### What is required
Count every line that has "this" in it and give the total, nothing more.

Stored records
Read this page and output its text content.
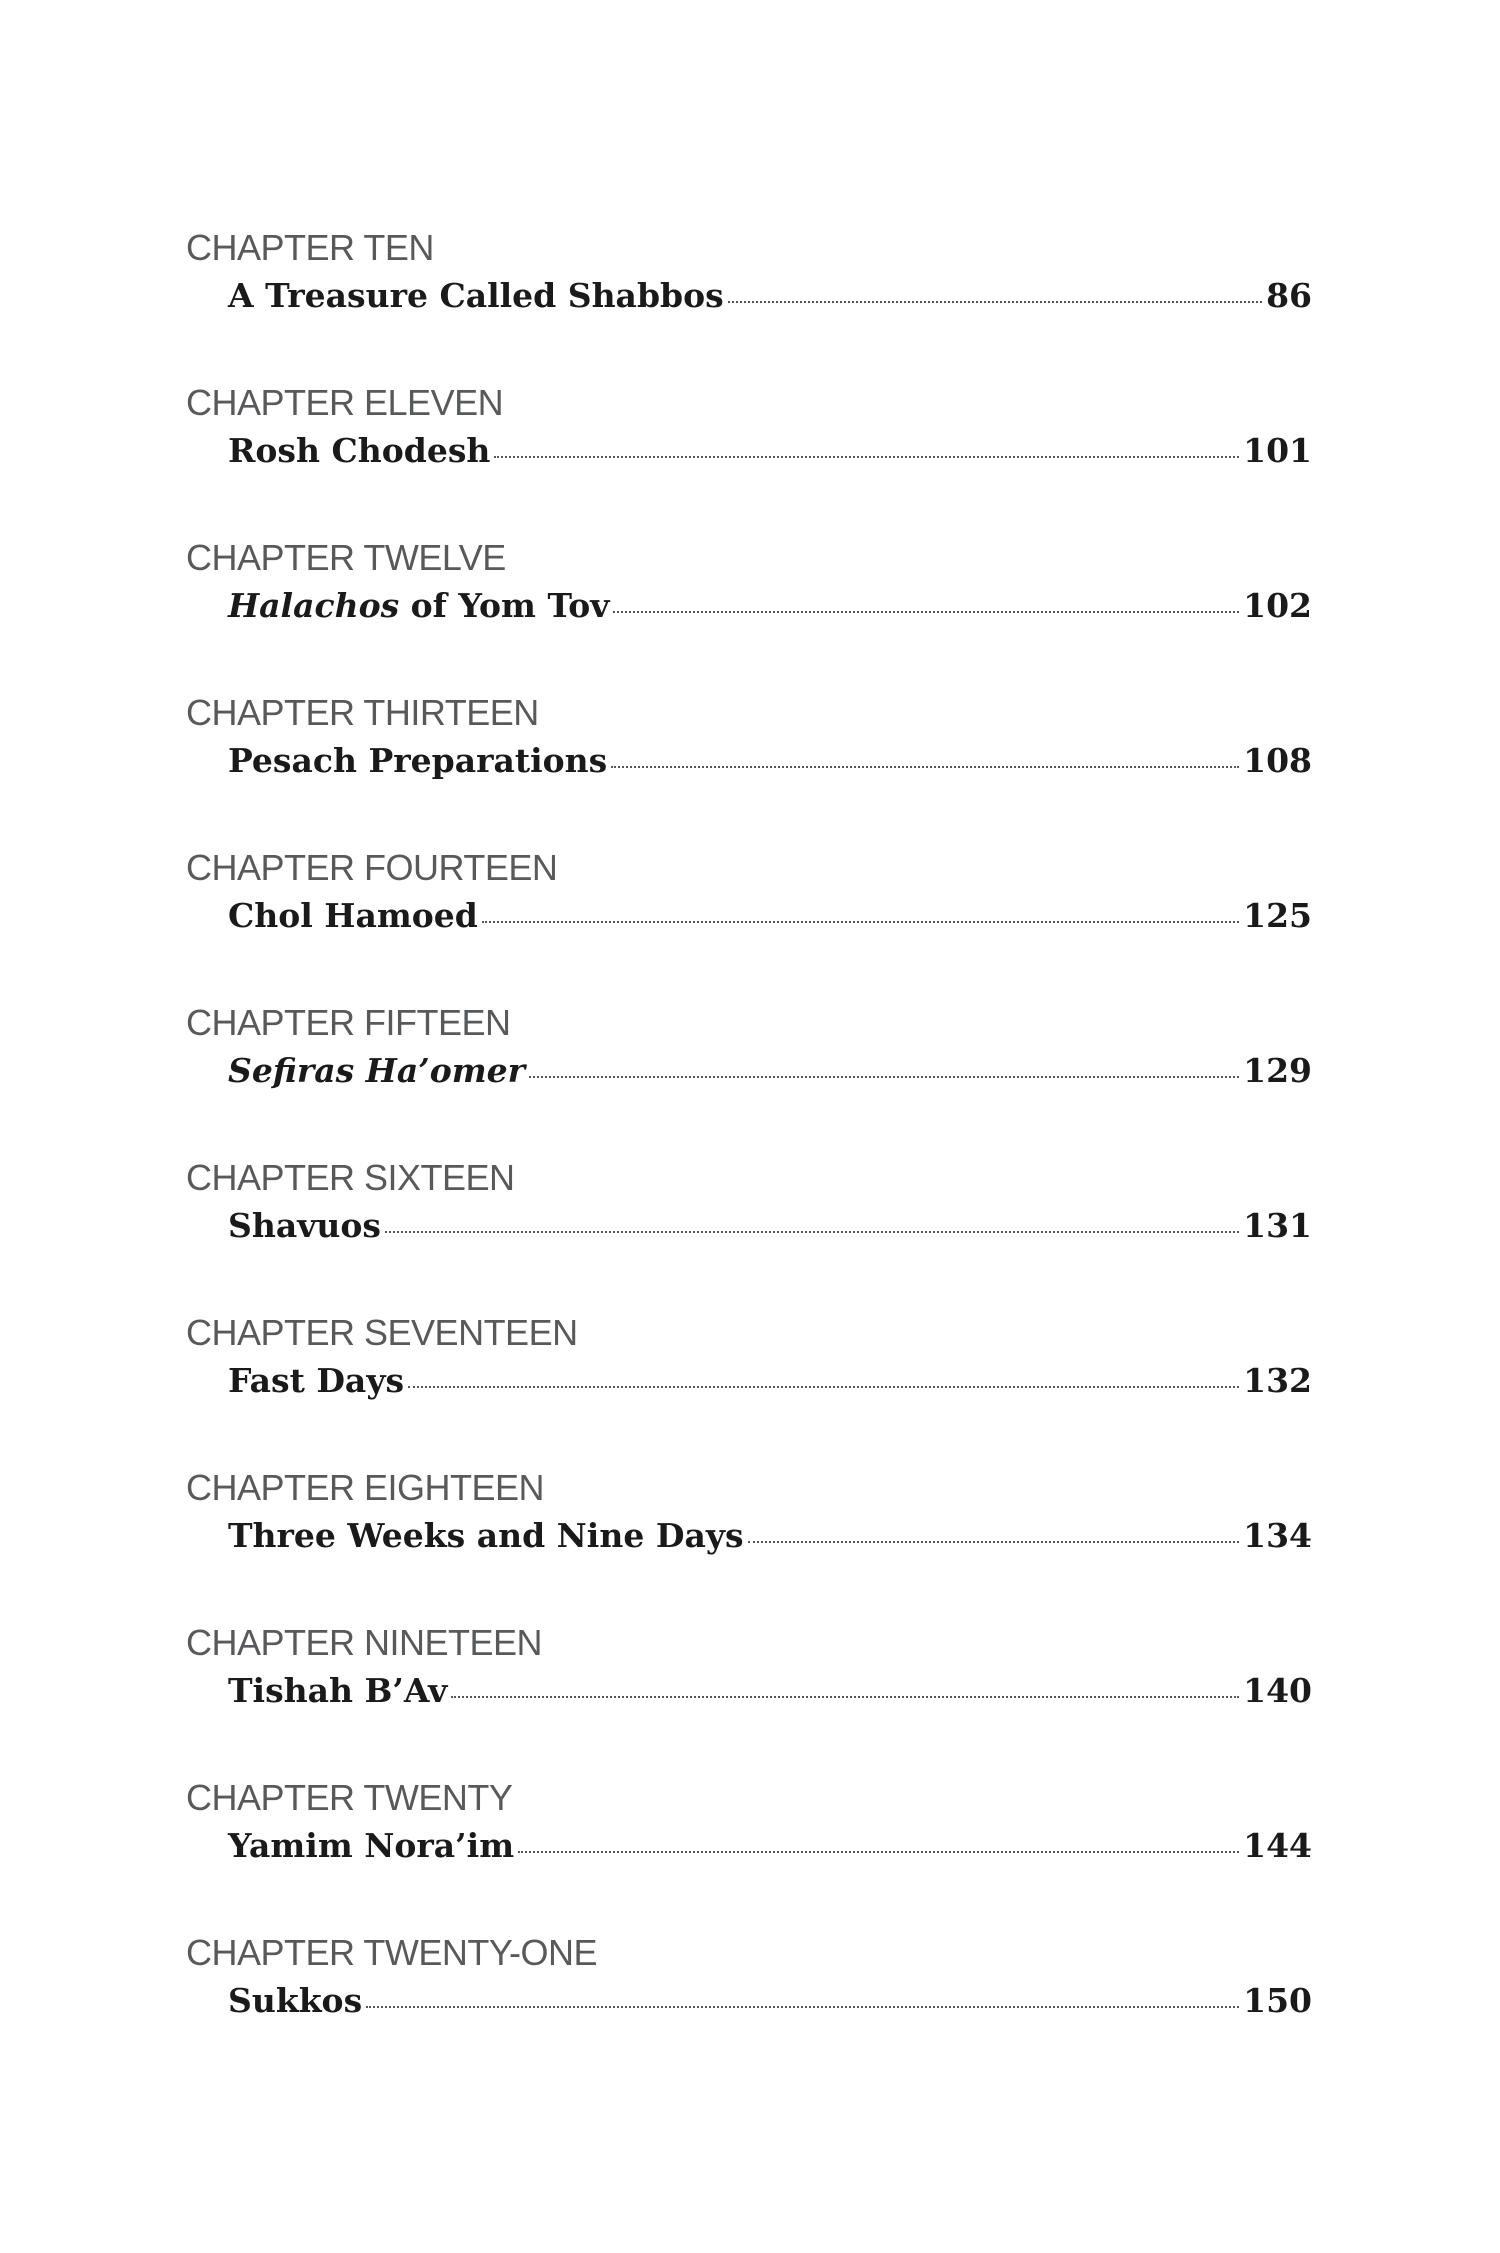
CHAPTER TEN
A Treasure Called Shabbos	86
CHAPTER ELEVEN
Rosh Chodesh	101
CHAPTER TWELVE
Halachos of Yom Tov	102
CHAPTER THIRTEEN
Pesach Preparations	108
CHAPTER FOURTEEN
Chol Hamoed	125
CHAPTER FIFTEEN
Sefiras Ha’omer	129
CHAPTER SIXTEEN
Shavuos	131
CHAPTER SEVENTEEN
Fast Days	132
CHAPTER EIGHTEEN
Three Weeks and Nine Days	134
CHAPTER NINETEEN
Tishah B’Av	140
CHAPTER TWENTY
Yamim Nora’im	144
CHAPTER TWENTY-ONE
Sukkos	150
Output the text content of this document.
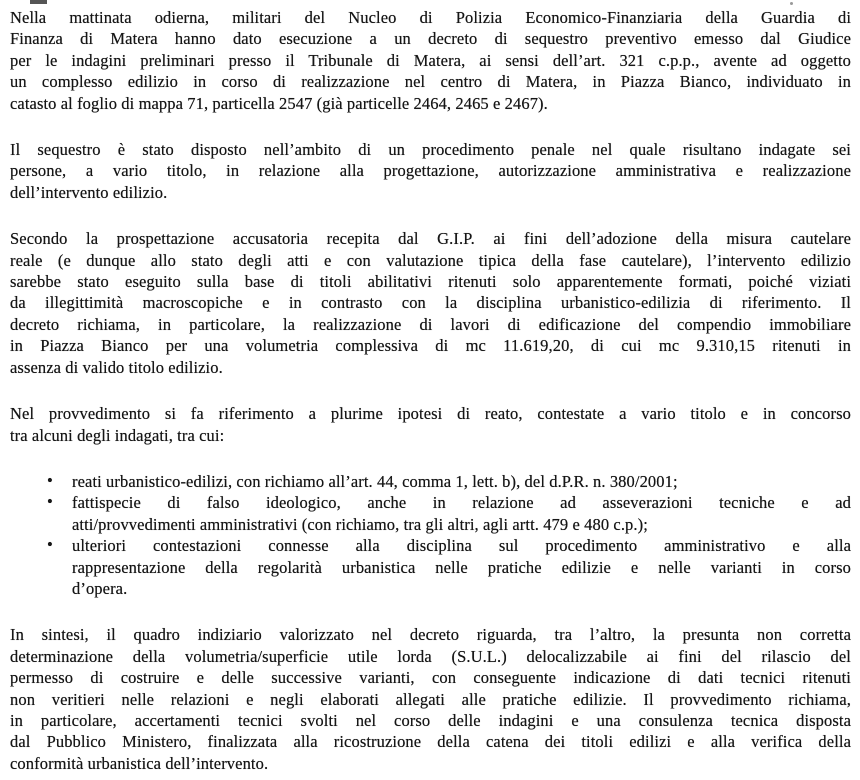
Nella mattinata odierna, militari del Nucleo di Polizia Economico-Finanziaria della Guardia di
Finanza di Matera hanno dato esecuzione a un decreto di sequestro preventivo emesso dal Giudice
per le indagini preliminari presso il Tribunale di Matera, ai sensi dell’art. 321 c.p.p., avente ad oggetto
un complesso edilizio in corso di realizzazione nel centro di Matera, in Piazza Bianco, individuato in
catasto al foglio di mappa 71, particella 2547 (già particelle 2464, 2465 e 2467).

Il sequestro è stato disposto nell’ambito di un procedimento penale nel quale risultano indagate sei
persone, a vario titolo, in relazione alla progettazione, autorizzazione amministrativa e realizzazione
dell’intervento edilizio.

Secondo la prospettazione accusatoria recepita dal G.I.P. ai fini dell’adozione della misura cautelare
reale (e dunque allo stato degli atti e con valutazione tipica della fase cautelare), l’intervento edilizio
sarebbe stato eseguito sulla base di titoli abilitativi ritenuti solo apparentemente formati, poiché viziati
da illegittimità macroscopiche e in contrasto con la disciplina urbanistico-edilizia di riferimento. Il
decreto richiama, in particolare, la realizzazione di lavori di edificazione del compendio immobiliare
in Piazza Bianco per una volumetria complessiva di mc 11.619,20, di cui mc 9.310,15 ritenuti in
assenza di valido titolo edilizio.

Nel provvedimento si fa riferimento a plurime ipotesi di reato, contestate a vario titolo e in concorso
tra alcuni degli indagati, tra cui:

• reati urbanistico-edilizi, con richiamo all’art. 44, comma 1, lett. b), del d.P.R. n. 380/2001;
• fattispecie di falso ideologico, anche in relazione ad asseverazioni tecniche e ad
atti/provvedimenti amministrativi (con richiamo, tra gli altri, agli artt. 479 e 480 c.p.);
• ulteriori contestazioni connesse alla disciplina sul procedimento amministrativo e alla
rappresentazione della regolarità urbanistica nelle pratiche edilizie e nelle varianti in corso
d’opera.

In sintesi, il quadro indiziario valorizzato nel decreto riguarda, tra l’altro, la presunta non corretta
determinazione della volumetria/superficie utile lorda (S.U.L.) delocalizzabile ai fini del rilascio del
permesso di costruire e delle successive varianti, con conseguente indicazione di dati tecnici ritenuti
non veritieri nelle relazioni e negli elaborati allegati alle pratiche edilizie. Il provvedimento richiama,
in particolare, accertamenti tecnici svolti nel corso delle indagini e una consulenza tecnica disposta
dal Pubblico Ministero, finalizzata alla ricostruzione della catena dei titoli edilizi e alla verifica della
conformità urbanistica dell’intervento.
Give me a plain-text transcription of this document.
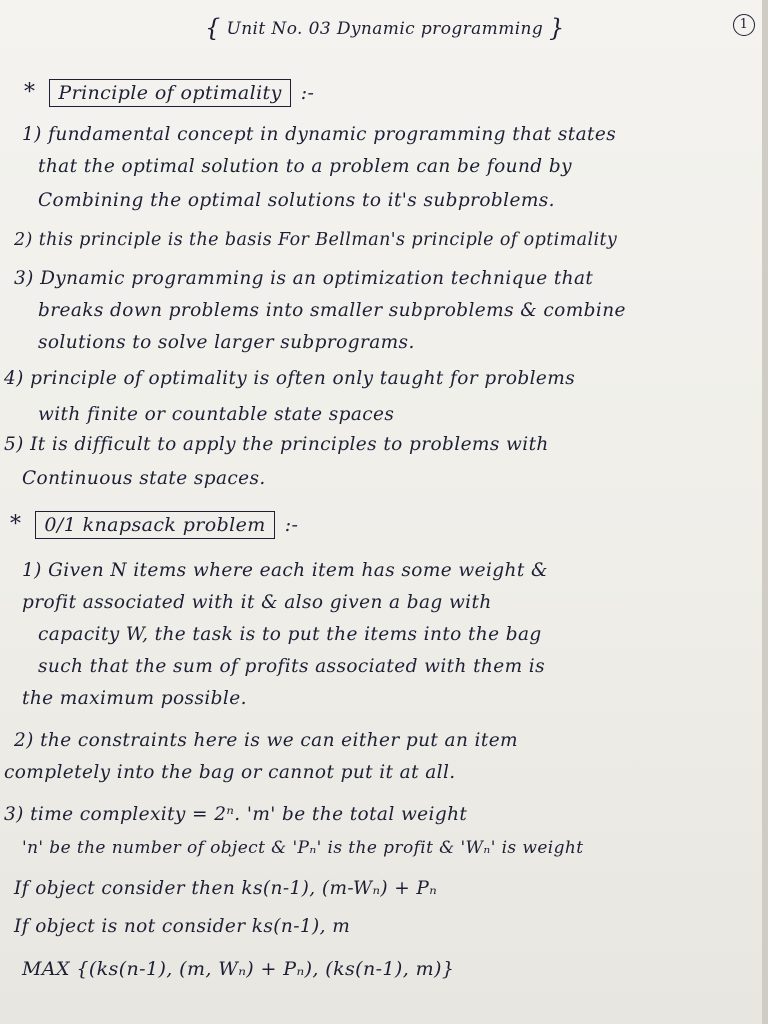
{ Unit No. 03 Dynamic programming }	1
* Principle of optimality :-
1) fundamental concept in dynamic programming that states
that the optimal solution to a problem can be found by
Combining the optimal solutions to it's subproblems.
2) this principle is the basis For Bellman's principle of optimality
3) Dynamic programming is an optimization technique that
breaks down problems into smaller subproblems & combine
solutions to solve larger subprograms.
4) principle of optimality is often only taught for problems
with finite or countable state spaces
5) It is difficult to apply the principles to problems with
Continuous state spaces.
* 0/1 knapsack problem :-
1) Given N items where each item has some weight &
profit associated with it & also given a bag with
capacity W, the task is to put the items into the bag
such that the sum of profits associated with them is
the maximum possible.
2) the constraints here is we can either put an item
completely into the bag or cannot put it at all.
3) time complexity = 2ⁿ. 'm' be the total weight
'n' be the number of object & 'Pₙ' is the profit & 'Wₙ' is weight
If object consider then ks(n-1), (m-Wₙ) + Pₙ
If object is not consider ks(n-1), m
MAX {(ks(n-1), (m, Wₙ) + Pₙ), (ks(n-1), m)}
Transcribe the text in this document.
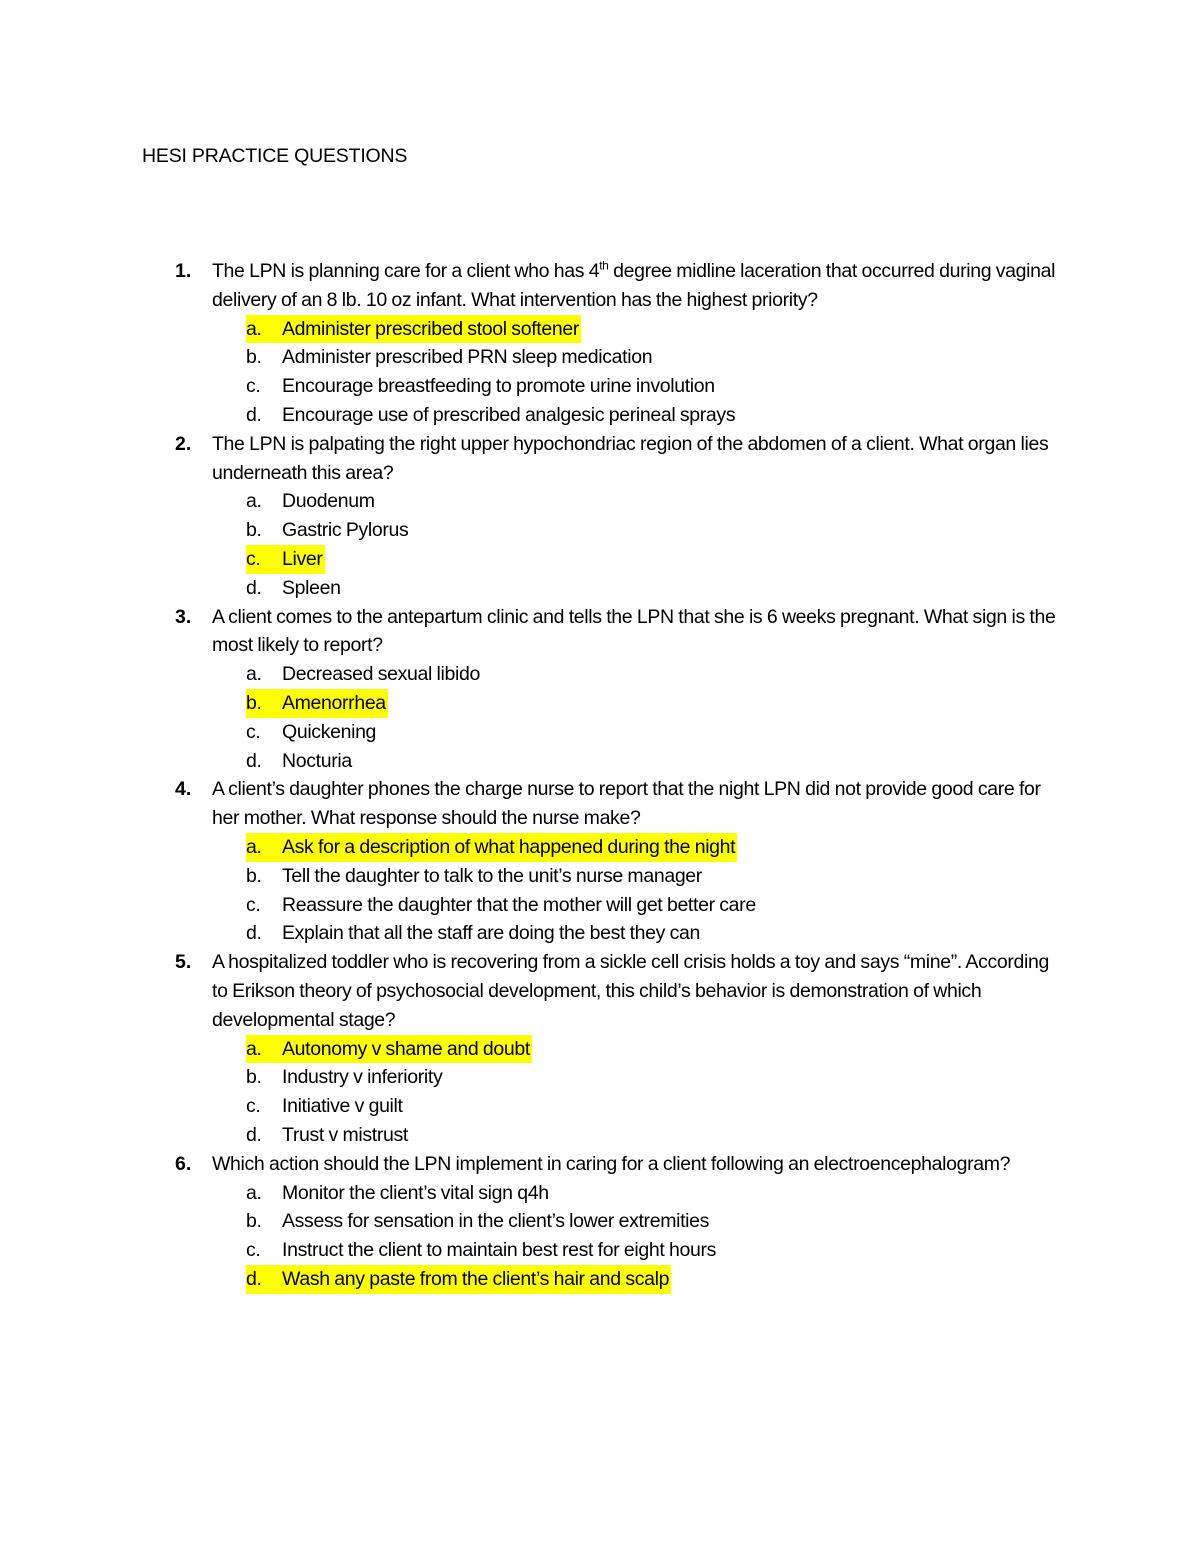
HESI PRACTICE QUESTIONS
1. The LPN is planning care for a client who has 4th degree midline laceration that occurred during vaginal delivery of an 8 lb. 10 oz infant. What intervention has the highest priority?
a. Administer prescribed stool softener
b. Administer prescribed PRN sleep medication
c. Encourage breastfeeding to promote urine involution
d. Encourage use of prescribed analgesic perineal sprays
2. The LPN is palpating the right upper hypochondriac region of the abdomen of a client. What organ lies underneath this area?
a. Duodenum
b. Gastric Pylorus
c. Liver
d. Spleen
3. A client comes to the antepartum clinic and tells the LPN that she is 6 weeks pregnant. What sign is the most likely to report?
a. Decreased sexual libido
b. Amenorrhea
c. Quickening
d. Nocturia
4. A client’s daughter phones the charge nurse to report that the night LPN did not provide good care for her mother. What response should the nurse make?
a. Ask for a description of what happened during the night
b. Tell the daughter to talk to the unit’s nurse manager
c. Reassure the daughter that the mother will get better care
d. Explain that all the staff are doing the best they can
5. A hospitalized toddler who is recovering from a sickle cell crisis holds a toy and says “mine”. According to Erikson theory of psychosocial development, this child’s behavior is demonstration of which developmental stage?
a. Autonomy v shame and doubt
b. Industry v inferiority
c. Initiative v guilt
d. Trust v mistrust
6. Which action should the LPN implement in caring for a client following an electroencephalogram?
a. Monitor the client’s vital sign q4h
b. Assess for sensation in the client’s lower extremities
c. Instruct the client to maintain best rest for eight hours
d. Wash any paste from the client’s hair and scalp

### Exercise response
7